Written problem -> Output all of the entries exactly as written.

Entries ->
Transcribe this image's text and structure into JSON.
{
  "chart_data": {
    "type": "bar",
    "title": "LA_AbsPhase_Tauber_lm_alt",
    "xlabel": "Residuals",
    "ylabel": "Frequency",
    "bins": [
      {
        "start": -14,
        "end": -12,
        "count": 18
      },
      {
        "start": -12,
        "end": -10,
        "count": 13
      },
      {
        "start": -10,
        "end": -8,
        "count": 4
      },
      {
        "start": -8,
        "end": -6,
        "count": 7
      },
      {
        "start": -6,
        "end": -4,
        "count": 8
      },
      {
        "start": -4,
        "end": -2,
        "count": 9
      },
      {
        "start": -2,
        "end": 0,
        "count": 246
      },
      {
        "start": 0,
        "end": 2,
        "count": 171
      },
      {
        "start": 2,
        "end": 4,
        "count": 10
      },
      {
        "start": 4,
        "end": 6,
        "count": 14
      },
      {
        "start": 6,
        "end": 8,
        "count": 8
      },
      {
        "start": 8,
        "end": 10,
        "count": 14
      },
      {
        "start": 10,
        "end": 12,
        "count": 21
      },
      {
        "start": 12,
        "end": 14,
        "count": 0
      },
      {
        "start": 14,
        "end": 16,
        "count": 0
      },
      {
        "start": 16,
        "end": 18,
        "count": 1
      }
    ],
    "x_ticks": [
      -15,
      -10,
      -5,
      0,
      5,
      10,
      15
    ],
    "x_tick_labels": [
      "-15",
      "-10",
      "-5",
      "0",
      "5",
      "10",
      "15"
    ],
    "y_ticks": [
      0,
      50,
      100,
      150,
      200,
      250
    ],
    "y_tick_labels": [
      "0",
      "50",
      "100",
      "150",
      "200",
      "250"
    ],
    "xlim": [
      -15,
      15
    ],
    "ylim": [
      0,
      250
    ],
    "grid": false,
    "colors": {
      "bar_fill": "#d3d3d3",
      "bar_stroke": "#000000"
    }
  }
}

Full solution ->
Transcribe this image's text and structure into JSON.
{
  "chart_data": {
    "type": "bar",
    "title": "LA_AbsPhase_Tauber_lm_alt",
    "xlabel": "Residuals",
    "ylabel": "Frequency",
    "bins": [
      {
        "start": -14,
        "end": -12,
        "count": 18
      },
      {
        "start": -12,
        "end": -10,
        "count": 13
      },
      {
        "start": -10,
        "end": -8,
        "count": 4
      },
      {
        "start": -8,
        "end": -6,
        "count": 7
      },
      {
        "start": -6,
        "end": -4,
        "count": 8
      },
      {
        "start": -4,
        "end": -2,
        "count": 9
      },
      {
        "start": -2,
        "end": 0,
        "count": 246
      },
      {
        "start": 0,
        "end": 2,
        "count": 171
      },
      {
        "start": 2,
        "end": 4,
        "count": 10
      },
      {
        "start": 4,
        "end": 6,
        "count": 14
      },
      {
        "start": 6,
        "end": 8,
        "count": 8
      },
      {
        "start": 8,
        "end": 10,
        "count": 14
      },
      {
        "start": 10,
        "end": 12,
        "count": 21
      },
      {
        "start": 12,
        "end": 14,
        "count": 0
      },
      {
        "start": 14,
        "end": 16,
        "count": 0
      },
      {
        "start": 16,
        "end": 18,
        "count": 1
      }
    ],
    "x_ticks": [
      -15,
      -10,
      -5,
      0,
      5,
      10,
      15
    ],
    "x_tick_labels": [
      "-15",
      "-10",
      "-5",
      "0",
      "5",
      "10",
      "15"
    ],
    "y_ticks": [
      0,
      50,
      100,
      150,
      200,
      250
    ],
    "y_tick_labels": [
      "0",
      "50",
      "100",
      "150",
      "200",
      "250"
    ],
    "xlim": [
      -15,
      15
    ],
    "ylim": [
      0,
      250
    ],
    "grid": false,
    "colors": {
      "bar_fill": "#d3d3d3",
      "bar_stroke": "#000000"
    }
  }
}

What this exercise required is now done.